begin EXERCISE MATERIAL
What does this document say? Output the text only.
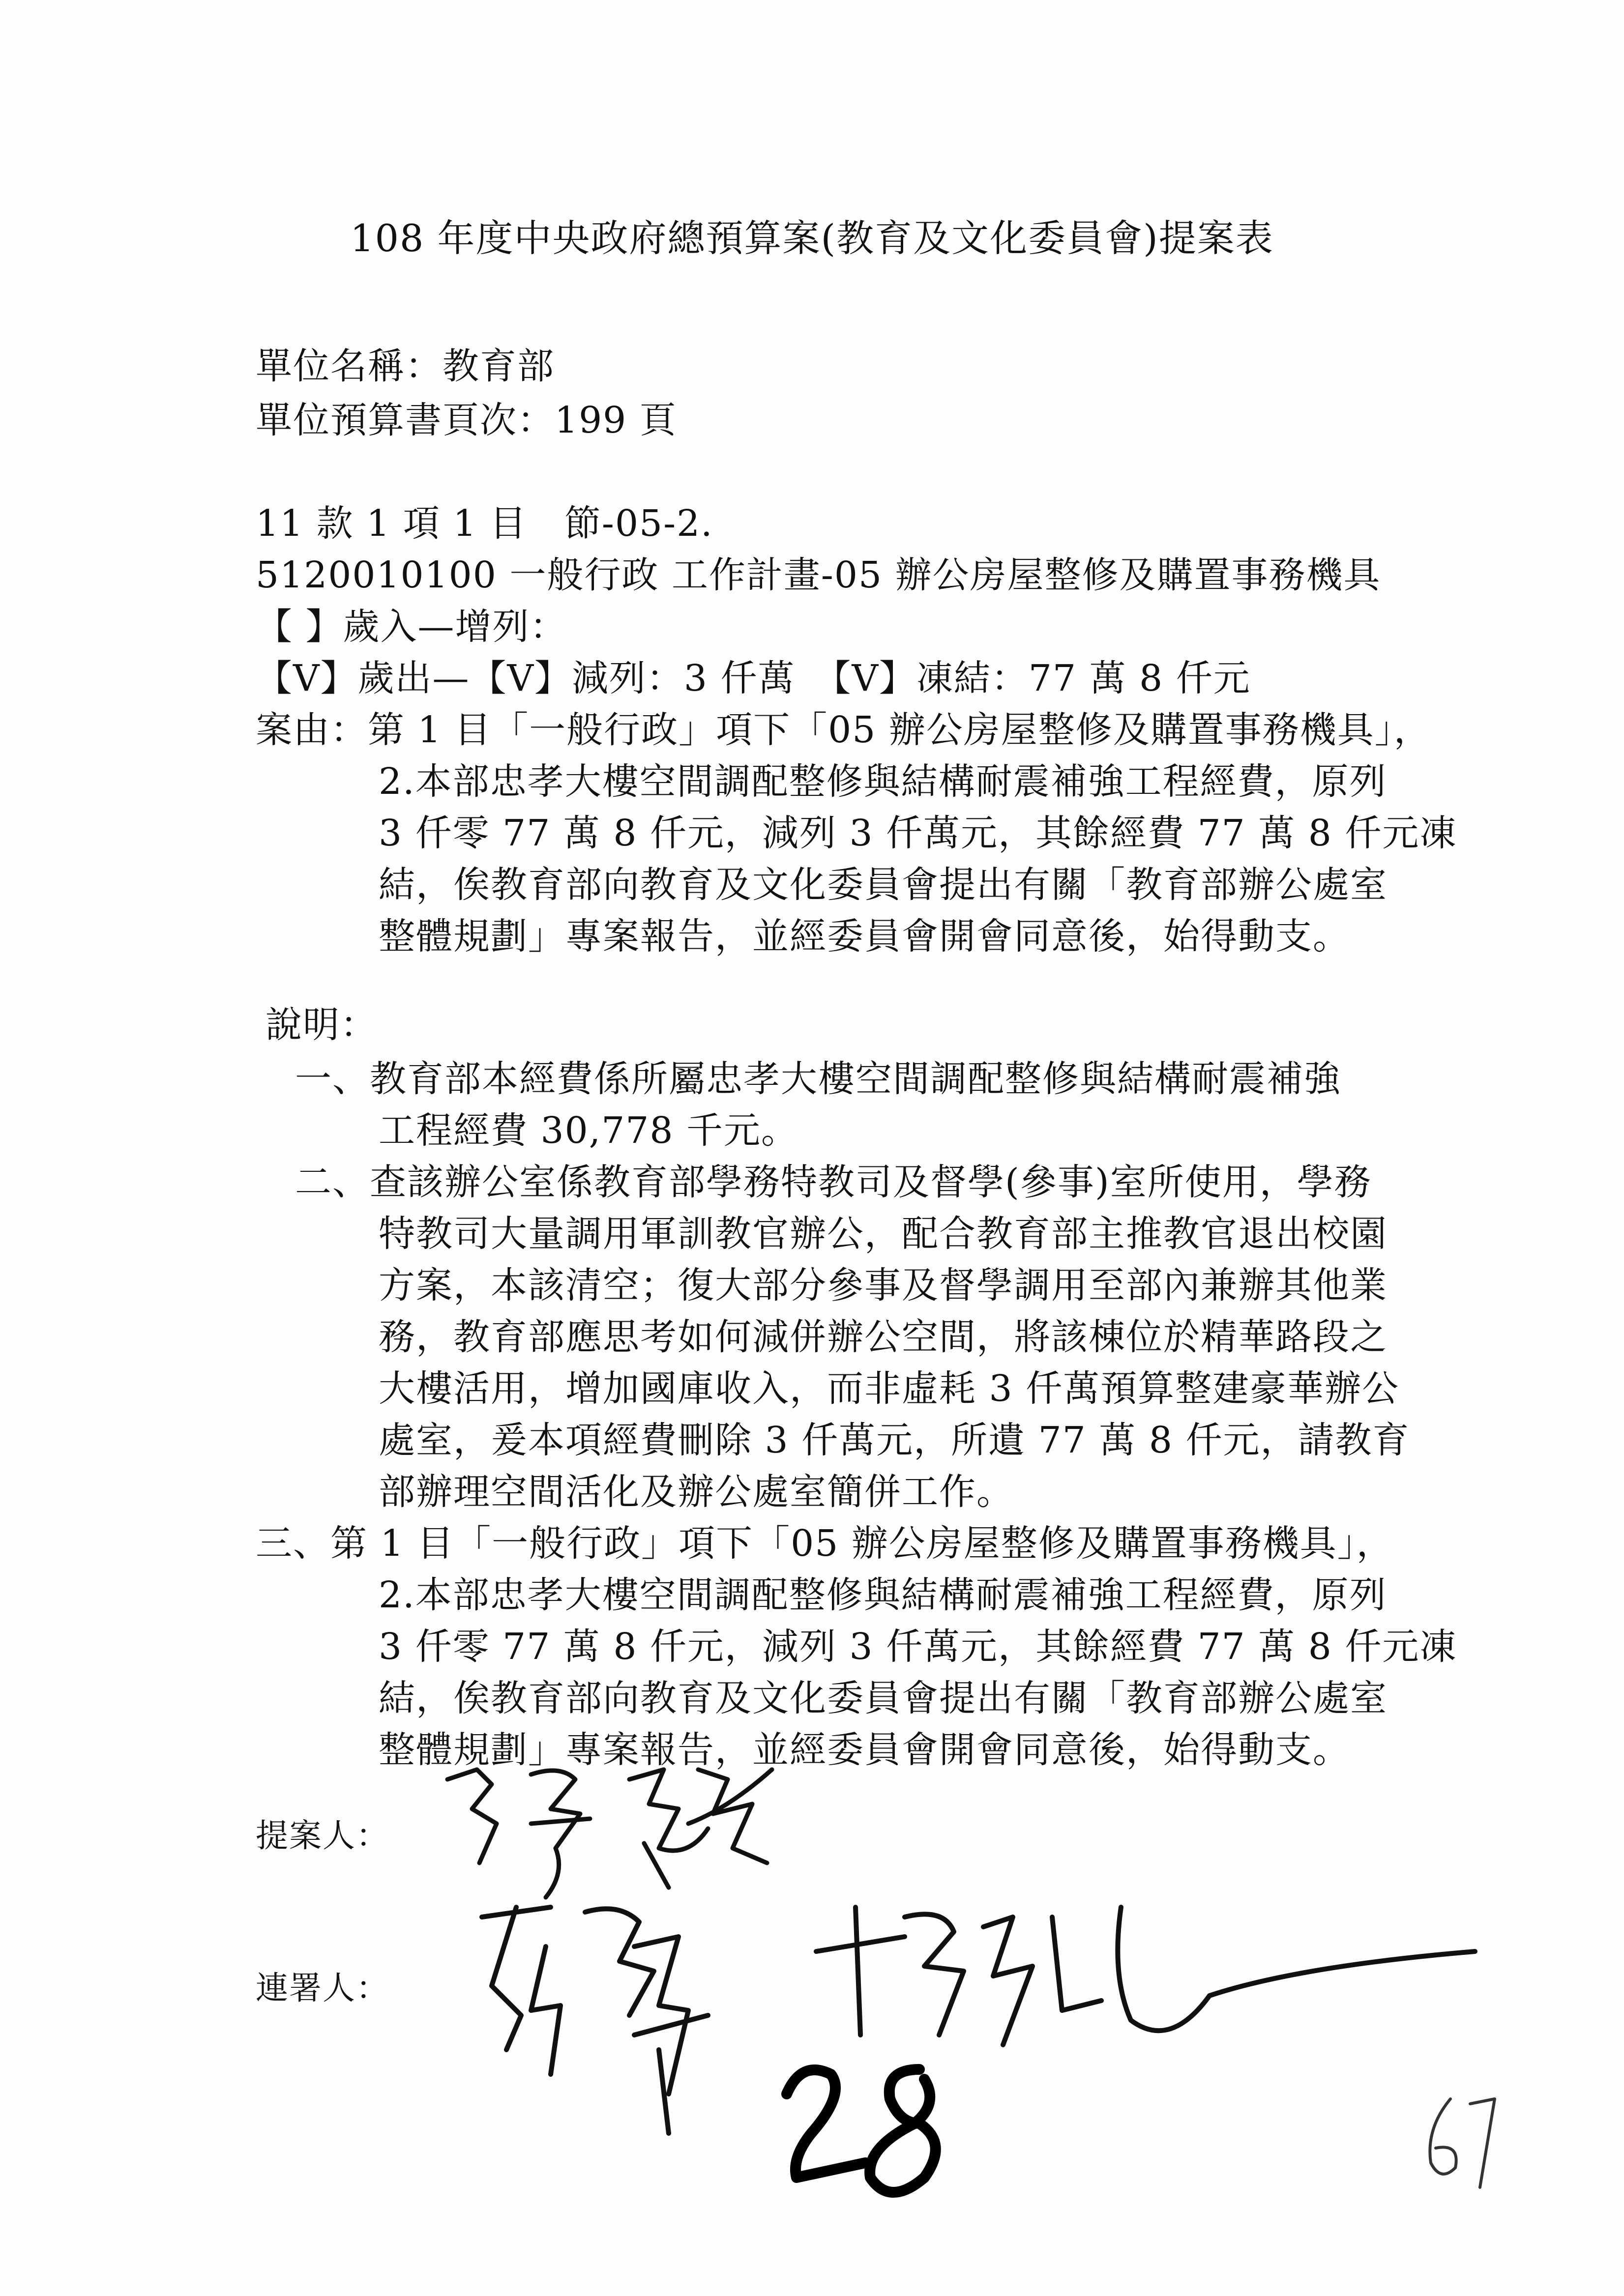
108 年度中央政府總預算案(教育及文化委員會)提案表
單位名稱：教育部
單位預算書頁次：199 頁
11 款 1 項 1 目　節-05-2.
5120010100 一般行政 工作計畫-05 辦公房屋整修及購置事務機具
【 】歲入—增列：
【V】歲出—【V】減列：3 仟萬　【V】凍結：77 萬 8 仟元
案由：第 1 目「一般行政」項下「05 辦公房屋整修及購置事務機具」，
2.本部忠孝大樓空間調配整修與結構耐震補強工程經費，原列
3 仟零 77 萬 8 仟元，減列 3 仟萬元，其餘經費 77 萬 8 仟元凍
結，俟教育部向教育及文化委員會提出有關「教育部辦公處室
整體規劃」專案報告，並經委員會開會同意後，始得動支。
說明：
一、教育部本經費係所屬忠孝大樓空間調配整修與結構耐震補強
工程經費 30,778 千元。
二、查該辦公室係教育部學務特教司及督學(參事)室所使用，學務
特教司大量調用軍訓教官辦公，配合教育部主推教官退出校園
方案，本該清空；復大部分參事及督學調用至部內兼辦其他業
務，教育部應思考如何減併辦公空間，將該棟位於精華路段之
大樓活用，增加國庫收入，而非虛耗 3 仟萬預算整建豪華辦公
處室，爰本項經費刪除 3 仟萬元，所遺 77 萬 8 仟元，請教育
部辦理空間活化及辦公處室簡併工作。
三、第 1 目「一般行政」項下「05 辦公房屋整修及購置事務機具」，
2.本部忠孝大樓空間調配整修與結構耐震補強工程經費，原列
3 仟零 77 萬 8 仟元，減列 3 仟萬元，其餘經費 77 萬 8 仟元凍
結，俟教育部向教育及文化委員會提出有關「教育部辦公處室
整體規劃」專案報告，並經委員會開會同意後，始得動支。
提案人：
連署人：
end EXERCISE MATERIAL
begin EXERCISE MATERIAL
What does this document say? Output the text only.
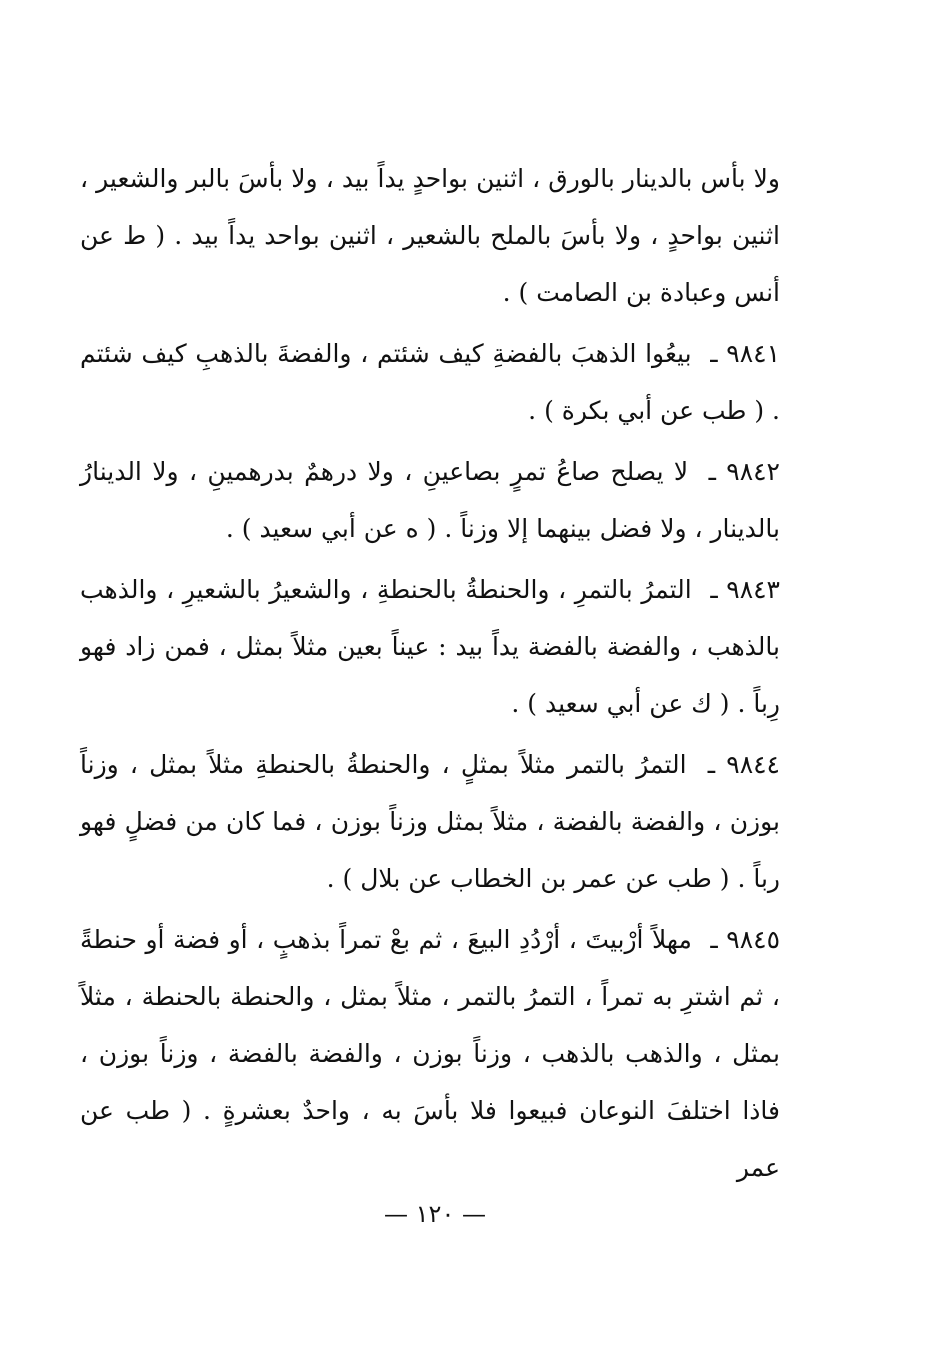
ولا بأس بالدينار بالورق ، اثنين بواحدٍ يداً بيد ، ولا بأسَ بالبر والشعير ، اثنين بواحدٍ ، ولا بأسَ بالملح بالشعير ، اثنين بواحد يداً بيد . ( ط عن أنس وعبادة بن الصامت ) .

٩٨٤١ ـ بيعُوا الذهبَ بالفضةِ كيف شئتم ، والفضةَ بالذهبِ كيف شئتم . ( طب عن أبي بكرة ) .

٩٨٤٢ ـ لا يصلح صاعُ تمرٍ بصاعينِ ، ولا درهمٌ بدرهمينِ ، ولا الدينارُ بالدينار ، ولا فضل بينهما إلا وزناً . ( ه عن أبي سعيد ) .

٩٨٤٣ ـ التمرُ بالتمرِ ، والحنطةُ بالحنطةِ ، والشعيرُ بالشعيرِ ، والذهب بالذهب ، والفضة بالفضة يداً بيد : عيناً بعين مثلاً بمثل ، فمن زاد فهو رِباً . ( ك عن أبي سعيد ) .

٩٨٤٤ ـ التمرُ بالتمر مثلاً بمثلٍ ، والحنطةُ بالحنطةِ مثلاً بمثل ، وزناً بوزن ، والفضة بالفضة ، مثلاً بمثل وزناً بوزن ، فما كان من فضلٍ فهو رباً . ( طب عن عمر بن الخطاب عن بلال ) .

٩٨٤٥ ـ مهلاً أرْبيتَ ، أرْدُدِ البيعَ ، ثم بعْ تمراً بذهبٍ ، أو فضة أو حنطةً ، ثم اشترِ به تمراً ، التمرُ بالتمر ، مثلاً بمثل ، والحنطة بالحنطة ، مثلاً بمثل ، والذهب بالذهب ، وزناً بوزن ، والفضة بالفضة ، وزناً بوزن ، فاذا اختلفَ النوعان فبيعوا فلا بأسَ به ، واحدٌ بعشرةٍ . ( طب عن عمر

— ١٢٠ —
end EXERCISE MATERIAL
begin EXERCISE MATERIAL
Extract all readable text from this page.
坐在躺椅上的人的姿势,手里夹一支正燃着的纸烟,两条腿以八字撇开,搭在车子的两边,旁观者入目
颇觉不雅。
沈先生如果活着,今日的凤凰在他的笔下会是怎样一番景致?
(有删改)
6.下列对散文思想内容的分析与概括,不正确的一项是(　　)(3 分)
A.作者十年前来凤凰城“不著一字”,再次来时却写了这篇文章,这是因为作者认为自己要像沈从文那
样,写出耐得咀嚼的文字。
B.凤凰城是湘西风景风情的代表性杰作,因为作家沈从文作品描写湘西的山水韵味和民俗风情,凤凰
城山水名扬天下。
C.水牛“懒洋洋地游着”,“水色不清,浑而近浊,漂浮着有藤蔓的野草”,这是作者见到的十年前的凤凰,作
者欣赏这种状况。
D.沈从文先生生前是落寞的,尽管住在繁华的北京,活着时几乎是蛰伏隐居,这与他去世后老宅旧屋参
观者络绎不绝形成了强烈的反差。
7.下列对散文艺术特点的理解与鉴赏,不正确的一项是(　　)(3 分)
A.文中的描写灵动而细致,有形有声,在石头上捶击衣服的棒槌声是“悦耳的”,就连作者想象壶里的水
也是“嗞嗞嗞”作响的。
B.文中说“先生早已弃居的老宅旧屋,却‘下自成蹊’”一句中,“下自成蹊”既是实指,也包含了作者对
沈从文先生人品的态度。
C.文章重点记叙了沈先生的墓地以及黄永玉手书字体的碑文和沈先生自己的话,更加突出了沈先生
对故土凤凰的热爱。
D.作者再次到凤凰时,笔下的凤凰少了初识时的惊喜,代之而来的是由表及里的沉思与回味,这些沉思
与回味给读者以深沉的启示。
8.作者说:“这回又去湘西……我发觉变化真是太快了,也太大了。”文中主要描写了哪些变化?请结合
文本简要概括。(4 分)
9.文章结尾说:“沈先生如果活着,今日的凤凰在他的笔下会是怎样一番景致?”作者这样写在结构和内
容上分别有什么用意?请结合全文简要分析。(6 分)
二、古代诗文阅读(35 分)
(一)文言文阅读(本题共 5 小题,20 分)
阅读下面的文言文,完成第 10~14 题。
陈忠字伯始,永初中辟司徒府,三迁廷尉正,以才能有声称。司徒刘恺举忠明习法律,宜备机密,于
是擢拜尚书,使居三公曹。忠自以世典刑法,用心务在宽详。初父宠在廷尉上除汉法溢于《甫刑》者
end EXERCISE MATERIAL
§ **WHAT TO DO**: What is the number of lines in the records that contain the string "不正确的一项是"? Give only that number.

§ **THE OUTPUT**: 2